Task to carry out ->
Where in the entries below does "Tamilnadu" appear? Copy every line that has it.

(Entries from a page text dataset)
- - - -
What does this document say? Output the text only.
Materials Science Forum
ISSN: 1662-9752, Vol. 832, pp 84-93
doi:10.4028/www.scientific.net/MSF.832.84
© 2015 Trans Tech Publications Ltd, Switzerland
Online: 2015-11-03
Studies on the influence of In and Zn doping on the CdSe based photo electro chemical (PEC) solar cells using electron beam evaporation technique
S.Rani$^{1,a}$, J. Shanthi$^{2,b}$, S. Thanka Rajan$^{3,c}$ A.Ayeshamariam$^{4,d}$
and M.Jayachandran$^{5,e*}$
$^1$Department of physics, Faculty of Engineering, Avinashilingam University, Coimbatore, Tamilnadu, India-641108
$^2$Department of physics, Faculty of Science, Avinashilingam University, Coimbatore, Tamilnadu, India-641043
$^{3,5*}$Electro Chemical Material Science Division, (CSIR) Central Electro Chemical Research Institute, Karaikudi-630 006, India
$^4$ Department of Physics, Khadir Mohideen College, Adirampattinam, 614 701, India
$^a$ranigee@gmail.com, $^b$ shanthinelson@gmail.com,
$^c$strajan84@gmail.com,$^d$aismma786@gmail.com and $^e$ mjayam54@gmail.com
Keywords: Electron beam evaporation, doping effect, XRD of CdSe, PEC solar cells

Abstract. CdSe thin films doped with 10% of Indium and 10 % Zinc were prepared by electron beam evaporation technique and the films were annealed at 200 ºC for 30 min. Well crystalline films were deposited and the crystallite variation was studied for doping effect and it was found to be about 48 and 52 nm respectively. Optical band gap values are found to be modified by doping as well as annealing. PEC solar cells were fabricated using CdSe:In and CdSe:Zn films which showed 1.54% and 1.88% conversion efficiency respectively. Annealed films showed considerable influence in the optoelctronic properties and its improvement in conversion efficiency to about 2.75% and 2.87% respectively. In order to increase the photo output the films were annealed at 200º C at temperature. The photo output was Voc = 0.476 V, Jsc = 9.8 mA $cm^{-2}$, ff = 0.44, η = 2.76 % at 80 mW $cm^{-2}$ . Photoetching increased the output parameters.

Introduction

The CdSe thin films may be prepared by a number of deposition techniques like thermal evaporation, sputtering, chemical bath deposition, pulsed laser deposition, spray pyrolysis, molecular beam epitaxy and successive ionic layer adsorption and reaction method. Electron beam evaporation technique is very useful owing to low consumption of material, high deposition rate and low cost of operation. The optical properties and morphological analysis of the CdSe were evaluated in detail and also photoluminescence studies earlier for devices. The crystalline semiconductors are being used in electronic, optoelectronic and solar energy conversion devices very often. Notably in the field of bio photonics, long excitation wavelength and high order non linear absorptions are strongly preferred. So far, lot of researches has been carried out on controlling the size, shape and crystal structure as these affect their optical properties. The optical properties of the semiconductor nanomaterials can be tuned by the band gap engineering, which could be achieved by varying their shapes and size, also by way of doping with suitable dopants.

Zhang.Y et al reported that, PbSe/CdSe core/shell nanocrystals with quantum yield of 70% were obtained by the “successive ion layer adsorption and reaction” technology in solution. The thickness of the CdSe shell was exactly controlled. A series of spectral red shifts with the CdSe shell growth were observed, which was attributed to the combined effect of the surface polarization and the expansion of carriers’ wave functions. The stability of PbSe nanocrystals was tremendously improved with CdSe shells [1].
- - - -
Response to the task ->
$^1$Department of physics, Faculty of Engineering, Avinashilingam University, Coimbatore, Tamilnadu, India-641108
$^2$Department of physics, Faculty of Science, Avinashilingam University, Coimbatore, Tamilnadu, India-641043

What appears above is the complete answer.